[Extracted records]

'''

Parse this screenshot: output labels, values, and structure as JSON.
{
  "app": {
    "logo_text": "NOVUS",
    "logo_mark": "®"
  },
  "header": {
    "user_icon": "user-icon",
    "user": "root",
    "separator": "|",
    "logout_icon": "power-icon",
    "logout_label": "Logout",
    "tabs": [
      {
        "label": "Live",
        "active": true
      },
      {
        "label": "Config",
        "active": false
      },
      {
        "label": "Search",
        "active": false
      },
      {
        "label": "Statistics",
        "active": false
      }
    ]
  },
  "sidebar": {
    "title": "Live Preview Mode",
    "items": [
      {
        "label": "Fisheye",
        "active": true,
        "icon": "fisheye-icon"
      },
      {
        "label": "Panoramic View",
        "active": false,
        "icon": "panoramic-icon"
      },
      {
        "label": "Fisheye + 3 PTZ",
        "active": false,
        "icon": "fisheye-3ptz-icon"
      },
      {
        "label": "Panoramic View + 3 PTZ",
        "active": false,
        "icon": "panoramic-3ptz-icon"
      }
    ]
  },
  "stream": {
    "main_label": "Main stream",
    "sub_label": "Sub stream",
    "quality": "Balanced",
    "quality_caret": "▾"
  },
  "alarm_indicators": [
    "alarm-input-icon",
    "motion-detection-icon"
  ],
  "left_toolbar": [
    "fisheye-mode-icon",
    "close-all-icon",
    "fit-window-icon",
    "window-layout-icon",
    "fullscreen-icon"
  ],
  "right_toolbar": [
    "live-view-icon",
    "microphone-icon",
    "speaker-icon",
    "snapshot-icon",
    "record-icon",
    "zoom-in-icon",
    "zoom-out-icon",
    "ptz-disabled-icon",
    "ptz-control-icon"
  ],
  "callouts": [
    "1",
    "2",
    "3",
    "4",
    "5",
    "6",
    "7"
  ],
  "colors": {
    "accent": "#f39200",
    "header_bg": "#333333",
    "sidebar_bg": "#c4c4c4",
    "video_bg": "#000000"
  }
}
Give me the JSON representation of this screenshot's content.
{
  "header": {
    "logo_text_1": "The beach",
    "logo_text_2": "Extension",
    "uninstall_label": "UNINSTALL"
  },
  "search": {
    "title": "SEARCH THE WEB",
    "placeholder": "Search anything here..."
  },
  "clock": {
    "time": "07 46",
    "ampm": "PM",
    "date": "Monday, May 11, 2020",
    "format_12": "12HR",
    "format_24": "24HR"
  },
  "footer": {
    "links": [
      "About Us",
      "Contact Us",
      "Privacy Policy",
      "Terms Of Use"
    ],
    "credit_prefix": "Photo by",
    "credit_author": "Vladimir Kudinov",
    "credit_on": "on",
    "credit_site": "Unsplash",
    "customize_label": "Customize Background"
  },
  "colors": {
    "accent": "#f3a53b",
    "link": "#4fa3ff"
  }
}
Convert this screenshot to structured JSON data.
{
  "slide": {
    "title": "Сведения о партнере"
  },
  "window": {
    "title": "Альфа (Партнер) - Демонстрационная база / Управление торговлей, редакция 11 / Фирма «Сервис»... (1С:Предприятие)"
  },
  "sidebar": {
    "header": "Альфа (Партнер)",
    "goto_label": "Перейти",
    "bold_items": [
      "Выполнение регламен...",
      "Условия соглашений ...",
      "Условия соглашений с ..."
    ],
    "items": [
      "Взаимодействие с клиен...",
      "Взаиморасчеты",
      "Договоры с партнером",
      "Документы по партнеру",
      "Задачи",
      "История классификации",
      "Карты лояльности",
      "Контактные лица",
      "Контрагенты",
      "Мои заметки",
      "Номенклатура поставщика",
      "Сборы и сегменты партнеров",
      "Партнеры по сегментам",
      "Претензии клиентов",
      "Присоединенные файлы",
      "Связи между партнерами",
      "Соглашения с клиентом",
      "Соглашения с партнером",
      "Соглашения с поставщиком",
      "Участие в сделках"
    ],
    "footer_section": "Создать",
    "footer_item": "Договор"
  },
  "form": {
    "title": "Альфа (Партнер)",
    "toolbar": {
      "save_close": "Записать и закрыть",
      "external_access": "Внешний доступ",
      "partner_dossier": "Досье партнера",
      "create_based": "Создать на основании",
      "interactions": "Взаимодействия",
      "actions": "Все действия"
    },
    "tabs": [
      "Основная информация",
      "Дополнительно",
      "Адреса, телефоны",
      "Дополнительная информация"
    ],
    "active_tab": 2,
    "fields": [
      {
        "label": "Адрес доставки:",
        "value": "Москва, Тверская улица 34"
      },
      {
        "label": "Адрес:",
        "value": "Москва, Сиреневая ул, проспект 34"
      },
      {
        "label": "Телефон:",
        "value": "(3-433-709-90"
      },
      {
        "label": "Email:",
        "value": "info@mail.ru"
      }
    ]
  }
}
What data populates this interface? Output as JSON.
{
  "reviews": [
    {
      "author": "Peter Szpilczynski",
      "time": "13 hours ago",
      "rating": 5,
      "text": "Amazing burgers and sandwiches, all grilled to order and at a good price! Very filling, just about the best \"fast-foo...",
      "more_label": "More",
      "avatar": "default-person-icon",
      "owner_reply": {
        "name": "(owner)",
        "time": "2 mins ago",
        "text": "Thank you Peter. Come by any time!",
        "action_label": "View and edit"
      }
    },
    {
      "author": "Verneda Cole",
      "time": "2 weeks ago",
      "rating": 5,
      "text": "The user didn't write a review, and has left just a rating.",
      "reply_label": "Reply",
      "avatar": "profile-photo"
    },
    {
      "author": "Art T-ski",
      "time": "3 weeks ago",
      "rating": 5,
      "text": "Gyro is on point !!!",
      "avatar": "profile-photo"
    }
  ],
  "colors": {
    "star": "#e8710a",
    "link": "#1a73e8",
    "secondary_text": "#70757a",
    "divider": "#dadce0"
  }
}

'''

**SHORT EXERCISE:**
Print the entries exactly. Include every one.

**REPLY TO THE EXERCISE:**
Parse this screenshot: output labels, values, and structure as JSON.
{
  "app": {
    "logo_text": "NOVUS",
    "logo_mark": "®"
  },
  "header": {
    "user_icon": "user-icon",
    "user": "root",
    "separator": "|",
    "logout_icon": "power-icon",
    "logout_label": "Logout",
    "tabs": [
      {
        "label": "Live",
        "active": true
      },
      {
        "label": "Config",
        "active": false
      },
      {
        "label": "Search",
        "active": false
      },
      {
        "label": "Statistics",
        "active": false
      }
    ]
  },
  "sidebar": {
    "title": "Live Preview Mode",
    "items": [
      {
        "label": "Fisheye",
        "active": true,
        "icon": "fisheye-icon"
      },
      {
        "label": "Panoramic View",
        "active": false,
        "icon": "panoramic-icon"
      },
      {
        "label": "Fisheye + 3 PTZ",
        "active": false,
        "icon": "fisheye-3ptz-icon"
      },
      {
        "label": "Panoramic View + 3 PTZ",
        "active": false,
        "icon": "panoramic-3ptz-icon"
      }
    ]
  },
  "stream": {
    "main_label": "Main stream",
    "sub_label": "Sub stream",
    "quality": "Balanced",
    "quality_caret": "▾"
  },
  "alarm_indicators": [
    "alarm-input-icon",
    "motion-detection-icon"
  ],
  "left_toolbar": [
    "fisheye-mode-icon",
    "close-all-icon",
    "fit-window-icon",
    "window-layout-icon",
    "fullscreen-icon"
  ],
  "right_toolbar": [
    "live-view-icon",
    "microphone-icon",
    "speaker-icon",
    "snapshot-icon",
    "record-icon",
    "zoom-in-icon",
    "zoom-out-icon",
    "ptz-disabled-icon",
    "ptz-control-icon"
  ],
  "callouts": [
    "1",
    "2",
    "3",
    "4",
    "5",
    "6",
    "7"
  ],
  "colors": {
    "accent": "#f39200",
    "header_bg": "#333333",
    "sidebar_bg": "#c4c4c4",
    "video_bg": "#000000"
  }
}
Give me the JSON representation of this screenshot's content.
{
  "header": {
    "logo_text_1": "The beach",
    "logo_text_2": "Extension",
    "uninstall_label": "UNINSTALL"
  },
  "search": {
    "title": "SEARCH THE WEB",
    "placeholder": "Search anything here..."
  },
  "clock": {
    "time": "07 46",
    "ampm": "PM",
    "date": "Monday, May 11, 2020",
    "format_12": "12HR",
    "format_24": "24HR"
  },
  "footer": {
    "links": [
      "About Us",
      "Contact Us",
      "Privacy Policy",
      "Terms Of Use"
    ],
    "credit_prefix": "Photo by",
    "credit_author": "Vladimir Kudinov",
    "credit_on": "on",
    "credit_site": "Unsplash",
    "customize_label": "Customize Background"
  },
  "colors": {
    "accent": "#f3a53b",
    "link": "#4fa3ff"
  }
}
Convert this screenshot to structured JSON data.
{
  "slide": {
    "title": "Сведения о партнере"
  },
  "window": {
    "title": "Альфа (Партнер) - Демонстрационная база / Управление торговлей, редакция 11 / Фирма «Сервис»... (1С:Предприятие)"
  },
  "sidebar": {
    "header": "Альфа (Партнер)",
    "goto_label": "Перейти",
    "bold_items": [
      "Выполнение регламен...",
      "Условия соглашений ...",
      "Условия соглашений с ..."
    ],
    "items": [
      "Взаимодействие с клиен...",
      "Взаиморасчеты",
      "Договоры с партнером",
      "Документы по партнеру",
      "Задачи",
      "История классификации",
      "Карты лояльности",
      "Контактные лица",
      "Контрагенты",
      "Мои заметки",
      "Номенклатура поставщика",
      "Сборы и сегменты партнеров",
      "Партнеры по сегментам",
      "Претензии клиентов",
      "Присоединенные файлы",
      "Связи между партнерами",
      "Соглашения с клиентом",
      "Соглашения с партнером",
      "Соглашения с поставщиком",
      "Участие в сделках"
    ],
    "footer_section": "Создать",
    "footer_item": "Договор"
  },
  "form": {
    "title": "Альфа (Партнер)",
    "toolbar": {
      "save_close": "Записать и закрыть",
      "external_access": "Внешний доступ",
      "partner_dossier": "Досье партнера",
      "create_based": "Создать на основании",
      "interactions": "Взаимодействия",
      "actions": "Все действия"
    },
    "tabs": [
      "Основная информация",
      "Дополнительно",
      "Адреса, телефоны",
      "Дополнительная информация"
    ],
    "active_tab": 2,
    "fields": [
      {
        "label": "Адрес доставки:",
        "value": "Москва, Тверская улица 34"
      },
      {
        "label": "Адрес:",
        "value": "Москва, Сиреневая ул, проспект 34"
      },
      {
        "label": "Телефон:",
        "value": "(3-433-709-90"
      },
      {
        "label": "Email:",
        "value": "info@mail.ru"
      }
    ]
  }
}
What data populates this interface? Output as JSON.
{
  "reviews": [
    {
      "author": "Peter Szpilczynski",
      "time": "13 hours ago",
      "rating": 5,
      "text": "Amazing burgers and sandwiches, all grilled to order and at a good price! Very filling, just about the best \"fast-foo...",
      "more_label": "More",
      "avatar": "default-person-icon",
      "owner_reply": {
        "name": "(owner)",
        "time": "2 mins ago",
        "text": "Thank you Peter. Come by any time!",
        "action_label": "View and edit"
      }
    },
    {
      "author": "Verneda Cole",
      "time": "2 weeks ago",
      "rating": 5,
      "text": "The user didn't write a review, and has left just a rating.",
      "reply_label": "Reply",
      "avatar": "profile-photo"
    },
    {
      "author": "Art T-ski",
      "time": "3 weeks ago",
      "rating": 5,
      "text": "Gyro is on point !!!",
      "avatar": "profile-photo"
    }
  ],
  "colors": {
    "star": "#e8710a",
    "link": "#1a73e8",
    "secondary_text": "#70757a",
    "divider": "#dadce0"
  }
}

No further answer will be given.